Records for this task
*-*-*

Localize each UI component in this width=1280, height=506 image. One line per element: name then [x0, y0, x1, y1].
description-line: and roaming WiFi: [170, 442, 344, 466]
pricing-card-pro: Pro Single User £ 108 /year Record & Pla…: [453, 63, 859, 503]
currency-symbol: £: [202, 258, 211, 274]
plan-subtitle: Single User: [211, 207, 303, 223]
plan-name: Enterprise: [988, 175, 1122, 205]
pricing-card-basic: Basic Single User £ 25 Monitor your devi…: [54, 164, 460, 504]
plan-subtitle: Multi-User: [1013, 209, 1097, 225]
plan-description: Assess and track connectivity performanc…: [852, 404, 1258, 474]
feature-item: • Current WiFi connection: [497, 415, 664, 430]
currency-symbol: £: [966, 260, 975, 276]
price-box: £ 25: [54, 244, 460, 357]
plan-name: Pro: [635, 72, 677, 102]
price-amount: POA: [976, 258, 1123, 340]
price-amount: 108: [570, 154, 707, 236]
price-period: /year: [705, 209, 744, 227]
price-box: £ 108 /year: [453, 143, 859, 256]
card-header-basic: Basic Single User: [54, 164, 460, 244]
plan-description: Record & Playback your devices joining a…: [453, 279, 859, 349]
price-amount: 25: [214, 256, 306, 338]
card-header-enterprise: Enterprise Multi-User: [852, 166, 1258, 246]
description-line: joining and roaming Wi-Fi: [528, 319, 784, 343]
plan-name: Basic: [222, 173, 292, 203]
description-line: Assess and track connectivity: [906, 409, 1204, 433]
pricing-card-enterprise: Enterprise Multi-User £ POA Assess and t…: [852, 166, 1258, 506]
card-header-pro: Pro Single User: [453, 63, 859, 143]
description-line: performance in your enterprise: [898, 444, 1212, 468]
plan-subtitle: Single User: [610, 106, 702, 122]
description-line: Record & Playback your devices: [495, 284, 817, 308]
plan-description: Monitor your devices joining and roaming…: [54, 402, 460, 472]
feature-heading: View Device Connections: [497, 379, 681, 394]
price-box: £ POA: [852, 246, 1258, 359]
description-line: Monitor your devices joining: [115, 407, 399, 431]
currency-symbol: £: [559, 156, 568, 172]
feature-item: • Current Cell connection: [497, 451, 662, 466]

*-*-*

What the task requires
Pull out each line of the listing above that contains the string "pricing". Case must match.

Completed exercise
pricing-card-pro: Pro Single User £ 108 /year Record & Pla…: [453, 63, 859, 503]
pricing-card-basic: Basic Single User £ 25 Monitor your devi…: [54, 164, 460, 504]
pricing-card-enterprise: Enterprise Multi-User £ POA Assess and t…: [852, 166, 1258, 506]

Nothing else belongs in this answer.